Aim – Read through the data and report every line in which the word "trop" occurs.

Listed entries –
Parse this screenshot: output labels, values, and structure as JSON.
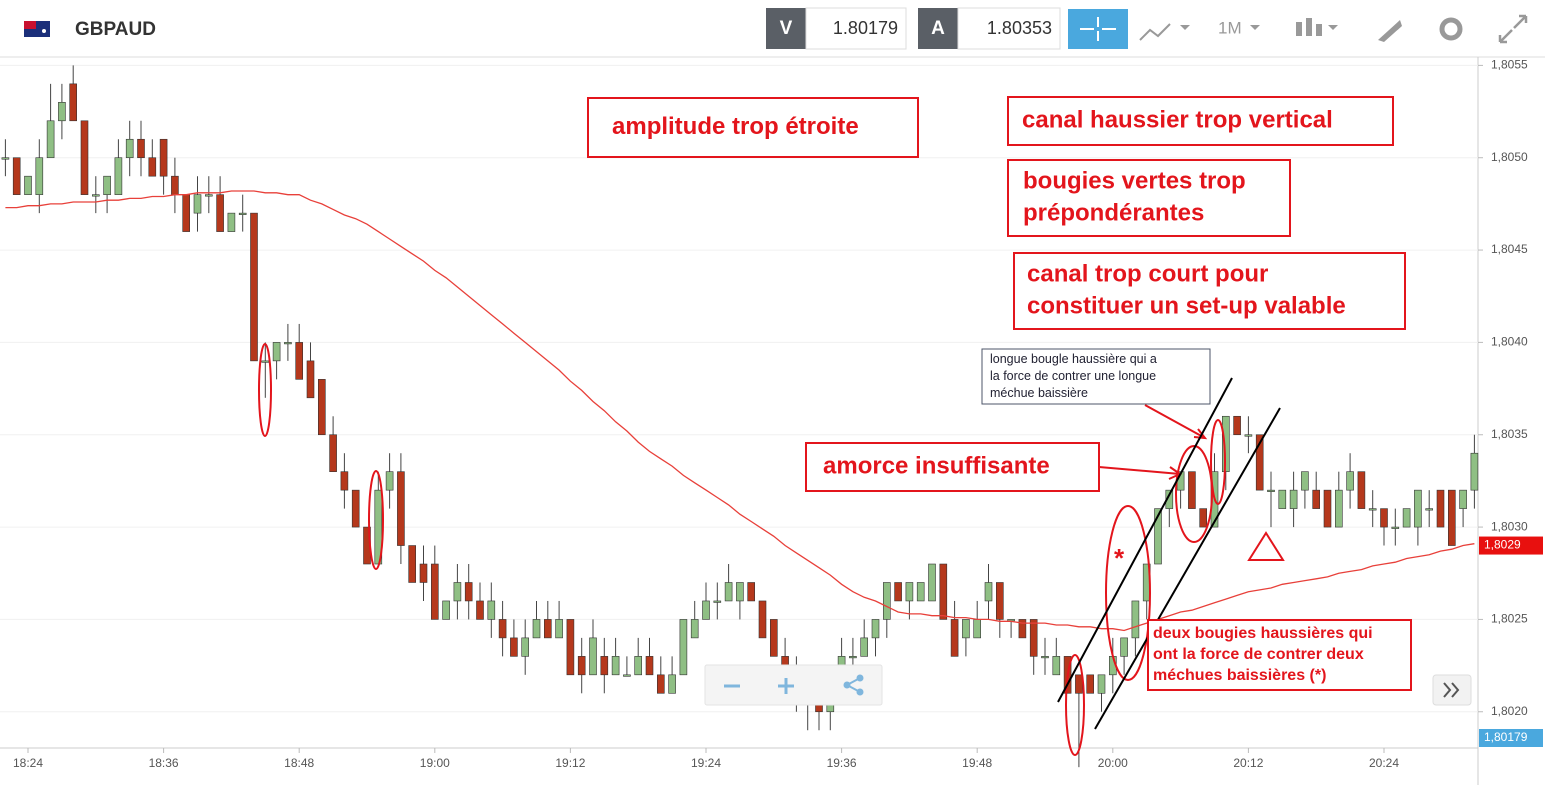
{
  "header": {
    "symbol": "GBPAUD",
    "bid_label": "V",
    "bid": 1.80179,
    "ask_label": "A",
    "ask": 1.80353,
    "timeframe": "1M"
  },
  "chart_data": {
    "type": "candlestick",
    "categories": [
      null,
      null,
      "18:24",
      null,
      null,
      null,
      null,
      null,
      null,
      null,
      null,
      null,
      null,
      null,
      "18:36",
      null,
      null,
      null,
      null,
      null,
      null,
      null,
      null,
      null,
      null,
      null,
      "18:48",
      null,
      null,
      null,
      null,
      null,
      null,
      null,
      null,
      null,
      null,
      null,
      "19:00",
      null,
      null,
      null,
      null,
      null,
      null,
      null,
      null,
      null,
      null,
      null,
      "19:12",
      null,
      null,
      null,
      null,
      null,
      null,
      null,
      null,
      null,
      null,
      null,
      "19:24",
      null,
      null,
      null,
      null,
      null,
      null,
      null,
      null,
      null,
      null,
      null,
      "19:36",
      null,
      null,
      null,
      null,
      null,
      null,
      null,
      null,
      null,
      null,
      null,
      "19:48",
      null,
      null,
      null,
      null,
      null,
      null,
      null,
      null,
      null,
      null,
      null,
      "20:00",
      null,
      null,
      null,
      null,
      null,
      null,
      null,
      null,
      null,
      null,
      null,
      "20:12",
      null,
      null,
      null,
      null,
      null,
      null,
      null,
      null,
      null,
      null,
      null,
      "20:24",
      null,
      null,
      null,
      null,
      null,
      null,
      null,
      null
    ],
    "ohlc": [
      [
        1.805,
        1.8051,
        1.8049,
        1.805
      ],
      [
        1.805,
        1.805,
        1.8048,
        1.8048
      ],
      [
        1.8048,
        1.8049,
        1.8048,
        1.8049
      ],
      [
        1.8048,
        1.8051,
        1.8047,
        1.805
      ],
      [
        1.805,
        1.8054,
        1.805,
        1.8052
      ],
      [
        1.8052,
        1.8054,
        1.8051,
        1.8053
      ],
      [
        1.8054,
        1.8055,
        1.8052,
        1.8052
      ],
      [
        1.8052,
        1.8052,
        1.8048,
        1.8048
      ],
      [
        1.8048,
        1.8049,
        1.8047,
        1.8048
      ],
      [
        1.8048,
        1.8049,
        1.8047,
        1.8049
      ],
      [
        1.8048,
        1.8051,
        1.8048,
        1.805
      ],
      [
        1.805,
        1.8052,
        1.8049,
        1.8051
      ],
      [
        1.8051,
        1.8052,
        1.8049,
        1.805
      ],
      [
        1.805,
        1.8051,
        1.8049,
        1.8049
      ],
      [
        1.8051,
        1.8051,
        1.8048,
        1.8049
      ],
      [
        1.8049,
        1.805,
        1.8047,
        1.8048
      ],
      [
        1.8048,
        1.8048,
        1.8046,
        1.8046
      ],
      [
        1.8047,
        1.8049,
        1.8046,
        1.8048
      ],
      [
        1.8048,
        1.8049,
        1.8047,
        1.8048
      ],
      [
        1.8048,
        1.8049,
        1.8046,
        1.8046
      ],
      [
        1.8046,
        1.8047,
        1.8046,
        1.8047
      ],
      [
        1.8047,
        1.8048,
        1.8046,
        1.8047
      ],
      [
        1.8047,
        1.8047,
        1.8039,
        1.8039
      ],
      [
        1.8039,
        1.804,
        1.8037,
        1.8039
      ],
      [
        1.8039,
        1.804,
        1.8038,
        1.804
      ],
      [
        1.804,
        1.8041,
        1.8039,
        1.804
      ],
      [
        1.804,
        1.8041,
        1.8038,
        1.8038
      ],
      [
        1.8039,
        1.804,
        1.8037,
        1.8037
      ],
      [
        1.8038,
        1.8038,
        1.8035,
        1.8035
      ],
      [
        1.8035,
        1.8036,
        1.8033,
        1.8033
      ],
      [
        1.8033,
        1.8034,
        1.8031,
        1.8032
      ],
      [
        1.8032,
        1.8032,
        1.803,
        1.803
      ],
      [
        1.803,
        1.803,
        1.8028,
        1.8028
      ],
      [
        1.8028,
        1.8033,
        1.8028,
        1.8032
      ],
      [
        1.8032,
        1.8034,
        1.8031,
        1.8033
      ],
      [
        1.8033,
        1.8034,
        1.8028,
        1.8029
      ],
      [
        1.8029,
        1.8029,
        1.8027,
        1.8027
      ],
      [
        1.8028,
        1.8029,
        1.8026,
        1.8027
      ],
      [
        1.8028,
        1.8029,
        1.8025,
        1.8025
      ],
      [
        1.8025,
        1.8026,
        1.8025,
        1.8026
      ],
      [
        1.8026,
        1.8028,
        1.8025,
        1.8027
      ],
      [
        1.8027,
        1.8028,
        1.8025,
        1.8026
      ],
      [
        1.8026,
        1.8027,
        1.8025,
        1.8025
      ],
      [
        1.8025,
        1.8027,
        1.8024,
        1.8026
      ],
      [
        1.8025,
        1.8026,
        1.8023,
        1.8024
      ],
      [
        1.8024,
        1.8025,
        1.8023,
        1.8023
      ],
      [
        1.8023,
        1.8025,
        1.8022,
        1.8024
      ],
      [
        1.8024,
        1.8026,
        1.8024,
        1.8025
      ],
      [
        1.8025,
        1.8026,
        1.8024,
        1.8024
      ],
      [
        1.8024,
        1.8026,
        1.8024,
        1.8025
      ],
      [
        1.8025,
        1.8025,
        1.8022,
        1.8022
      ],
      [
        1.8023,
        1.8024,
        1.8021,
        1.8022
      ],
      [
        1.8022,
        1.8025,
        1.8022,
        1.8024
      ],
      [
        1.8023,
        1.8024,
        1.8021,
        1.8022
      ],
      [
        1.8022,
        1.8024,
        1.8022,
        1.8023
      ],
      [
        1.8022,
        1.8023,
        1.8022,
        1.8022
      ],
      [
        1.8022,
        1.8024,
        1.8022,
        1.8023
      ],
      [
        1.8023,
        1.8024,
        1.8022,
        1.8022
      ],
      [
        1.8022,
        1.8023,
        1.8021,
        1.8021
      ],
      [
        1.8021,
        1.8023,
        1.8021,
        1.8022
      ],
      [
        1.8022,
        1.8025,
        1.8022,
        1.8025
      ],
      [
        1.8024,
        1.8026,
        1.8024,
        1.8025
      ],
      [
        1.8025,
        1.8027,
        1.8025,
        1.8026
      ],
      [
        1.8026,
        1.8027,
        1.8025,
        1.8026
      ],
      [
        1.8026,
        1.8028,
        1.8026,
        1.8027
      ],
      [
        1.8026,
        1.8027,
        1.8025,
        1.8027
      ],
      [
        1.8027,
        1.8027,
        1.8026,
        1.8026
      ],
      [
        1.8026,
        1.8026,
        1.8024,
        1.8024
      ],
      [
        1.8025,
        1.8025,
        1.8023,
        1.8023
      ],
      [
        1.8023,
        1.8024,
        1.8022,
        1.8022
      ],
      [
        1.8022,
        1.8023,
        1.802,
        1.8021
      ],
      [
        1.8021,
        1.8022,
        1.8019,
        1.8021
      ],
      [
        1.8021,
        1.8022,
        1.8019,
        1.802
      ],
      [
        1.802,
        1.8022,
        1.8019,
        1.8022
      ],
      [
        1.8022,
        1.8024,
        1.8021,
        1.8023
      ],
      [
        1.8023,
        1.8024,
        1.8022,
        1.8023
      ],
      [
        1.8023,
        1.8025,
        1.8023,
        1.8024
      ],
      [
        1.8024,
        1.8025,
        1.8023,
        1.8025
      ],
      [
        1.8025,
        1.8027,
        1.8024,
        1.8027
      ],
      [
        1.8027,
        1.8027,
        1.8026,
        1.8026
      ],
      [
        1.8026,
        1.8027,
        1.8025,
        1.8027
      ],
      [
        1.8026,
        1.8027,
        1.8026,
        1.8027
      ],
      [
        1.8026,
        1.8028,
        1.8026,
        1.8028
      ],
      [
        1.8028,
        1.8028,
        1.8025,
        1.8025
      ],
      [
        1.8025,
        1.8026,
        1.8023,
        1.8023
      ],
      [
        1.8024,
        1.8025,
        1.8023,
        1.8025
      ],
      [
        1.8024,
        1.8026,
        1.8024,
        1.8025
      ],
      [
        1.8026,
        1.8028,
        1.8025,
        1.8027
      ],
      [
        1.8027,
        1.8027,
        1.8024,
        1.8025
      ],
      [
        1.8025,
        1.8025,
        1.8024,
        1.8025
      ],
      [
        1.8025,
        1.8025,
        1.8024,
        1.8024
      ],
      [
        1.8025,
        1.8025,
        1.8022,
        1.8023
      ],
      [
        1.8023,
        1.8024,
        1.8022,
        1.8023
      ],
      [
        1.8022,
        1.8024,
        1.8022,
        1.8023
      ],
      [
        1.8023,
        1.8023,
        1.8021,
        1.8021
      ],
      [
        1.8022,
        1.8022,
        1.8017,
        1.8021
      ],
      [
        1.8022,
        1.8022,
        1.8021,
        1.8021
      ],
      [
        1.8021,
        1.8022,
        1.802,
        1.8022
      ],
      [
        1.8022,
        1.8024,
        1.8021,
        1.8023
      ],
      [
        1.8023,
        1.8024,
        1.8022,
        1.8024
      ],
      [
        1.8024,
        1.8026,
        1.8023,
        1.8026
      ],
      [
        1.8026,
        1.8028,
        1.8025,
        1.8028
      ],
      [
        1.8028,
        1.8031,
        1.8028,
        1.8031
      ],
      [
        1.8031,
        1.8032,
        1.803,
        1.8032
      ],
      [
        1.8032,
        1.8033,
        1.8031,
        1.8033
      ],
      [
        1.8033,
        1.8033,
        1.8031,
        1.8031
      ],
      [
        1.8031,
        1.8031,
        1.803,
        1.803
      ],
      [
        1.803,
        1.8034,
        1.803,
        1.8033
      ],
      [
        1.8033,
        1.8036,
        1.8032,
        1.8036
      ],
      [
        1.8036,
        1.8036,
        1.8035,
        1.8035
      ],
      [
        1.8035,
        1.8036,
        1.8034,
        1.8035
      ],
      [
        1.8035,
        1.8035,
        1.8032,
        1.8032
      ],
      [
        1.8032,
        1.8033,
        1.803,
        1.8032
      ],
      [
        1.8031,
        1.8032,
        1.8031,
        1.8032
      ],
      [
        1.8031,
        1.8033,
        1.803,
        1.8032
      ],
      [
        1.8032,
        1.8033,
        1.8031,
        1.8033
      ],
      [
        1.8032,
        1.8033,
        1.8031,
        1.8031
      ],
      [
        1.8032,
        1.8032,
        1.803,
        1.803
      ],
      [
        1.803,
        1.8033,
        1.803,
        1.8032
      ],
      [
        1.8032,
        1.8034,
        1.8031,
        1.8033
      ],
      [
        1.8033,
        1.8033,
        1.8031,
        1.8031
      ],
      [
        1.8031,
        1.8032,
        1.803,
        1.8031
      ],
      [
        1.8031,
        1.8031,
        1.8029,
        1.803
      ],
      [
        1.803,
        1.8031,
        1.8029,
        1.803
      ],
      [
        1.803,
        1.8031,
        1.803,
        1.8031
      ],
      [
        1.803,
        1.8032,
        1.8029,
        1.8032
      ],
      [
        1.8031,
        1.8032,
        1.803,
        1.8031
      ],
      [
        1.8032,
        1.8032,
        1.803,
        1.803
      ],
      [
        1.8032,
        1.8032,
        1.8029,
        1.8029
      ],
      [
        1.8031,
        1.8032,
        1.803,
        1.8032
      ],
      [
        1.8032,
        1.8035,
        1.8031,
        1.8034
      ]
    ],
    "up_color": "#8fbf84",
    "down_color": "#b5381c",
    "overlay": {
      "color": "#e8403a",
      "values": [
        1.80473,
        1.80473,
        1.80474,
        1.80474,
        1.80475,
        1.80475,
        1.80476,
        1.80476,
        1.80476,
        1.80477,
        1.80477,
        1.80478,
        1.80478,
        1.80479,
        1.80479,
        1.8048,
        1.8048,
        1.80481,
        1.80481,
        1.80481,
        1.80482,
        1.80482,
        1.80482,
        1.80481,
        1.80481,
        1.8048,
        1.8048,
        1.80477,
        1.80475,
        1.80472,
        1.80469,
        1.80467,
        1.80464,
        1.8046,
        1.80456,
        1.80452,
        1.80448,
        1.80444,
        1.80439,
        1.80435,
        1.8043,
        1.80425,
        1.8042,
        1.80415,
        1.8041,
        1.80405,
        1.804,
        1.80395,
        1.8039,
        1.80385,
        1.80379,
        1.80374,
        1.80368,
        1.80363,
        1.80357,
        1.80352,
        1.80346,
        1.80341,
        1.80337,
        1.80333,
        1.80328,
        1.80324,
        1.8032,
        1.80316,
        1.80312,
        1.80307,
        1.80303,
        1.80299,
        1.80295,
        1.8029,
        1.80286,
        1.80282,
        1.80278,
        1.80274,
        1.80269,
        1.80265,
        1.80262,
        1.8026,
        1.80257,
        1.80254,
        1.80253,
        1.80253,
        1.80252,
        1.80252,
        1.80251,
        1.80251,
        1.8025,
        1.8025,
        1.80249,
        1.80249,
        1.80248,
        1.80248,
        1.80248,
        1.80247,
        1.80247,
        1.80246,
        1.80246,
        1.80245,
        1.80245,
        1.80244,
        1.80246,
        1.80248,
        1.8025,
        1.80252,
        1.80254,
        1.80255,
        1.80257,
        1.80259,
        1.80261,
        1.80263,
        1.80265,
        1.80266,
        1.80267,
        1.80269,
        1.8027,
        1.80271,
        1.80272,
        1.80273,
        1.80275,
        1.80276,
        1.80277,
        1.80279,
        1.8028,
        1.80281,
        1.80283,
        1.80284,
        1.80285,
        1.80287,
        1.80288,
        1.8029,
        1.80291
      ]
    },
    "ylim": [
      1.80182,
      1.80554
    ],
    "yticks": [
      {
        "value": 1.802,
        "label": "1,8020"
      },
      {
        "value": 1.8025,
        "label": "1,8025"
      },
      {
        "value": 1.803,
        "label": "1,8030"
      },
      {
        "value": 1.8035,
        "label": "1,8035"
      },
      {
        "value": 1.804,
        "label": "1,8040"
      },
      {
        "value": 1.8045,
        "label": "1,8045"
      },
      {
        "value": 1.805,
        "label": "1,8050"
      },
      {
        "value": 1.8055,
        "label": "1,8055"
      }
    ],
    "grid": true,
    "price_tags": [
      {
        "value": 1.8029,
        "label": "1,8029",
        "color": "#e8100f"
      },
      {
        "value": 1.80179,
        "label": "1,80179",
        "color": "#4aa8de"
      }
    ],
    "annotations": [
      {
        "lines": [
          "amplitude trop étroite"
        ]
      },
      {
        "lines": [
          "canal haussier trop vertical"
        ]
      },
      {
        "lines": [
          "bougies vertes trop",
          "prépondérantes"
        ]
      },
      {
        "lines": [
          "canal trop court pour",
          "constituer un set-up valable"
        ]
      },
      {
        "lines": [
          "longue  bougle haussière qui a",
          "la force de contrer une longue",
          "méchue baissière"
        ]
      },
      {
        "lines": [
          "amorce insuffisante"
        ]
      },
      {
        "lines": [
          "deux bougies haussières qui",
          "ont la force de contrer deux",
          "méchues baissières (*)"
        ]
      },
      {
        "lines": [
          "*"
        ]
      }
    ]
  }
}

The response –
          "amplitude trop étroite"
          "canal haussier trop vertical"
          "bougies vertes trop",
          "canal trop court pour",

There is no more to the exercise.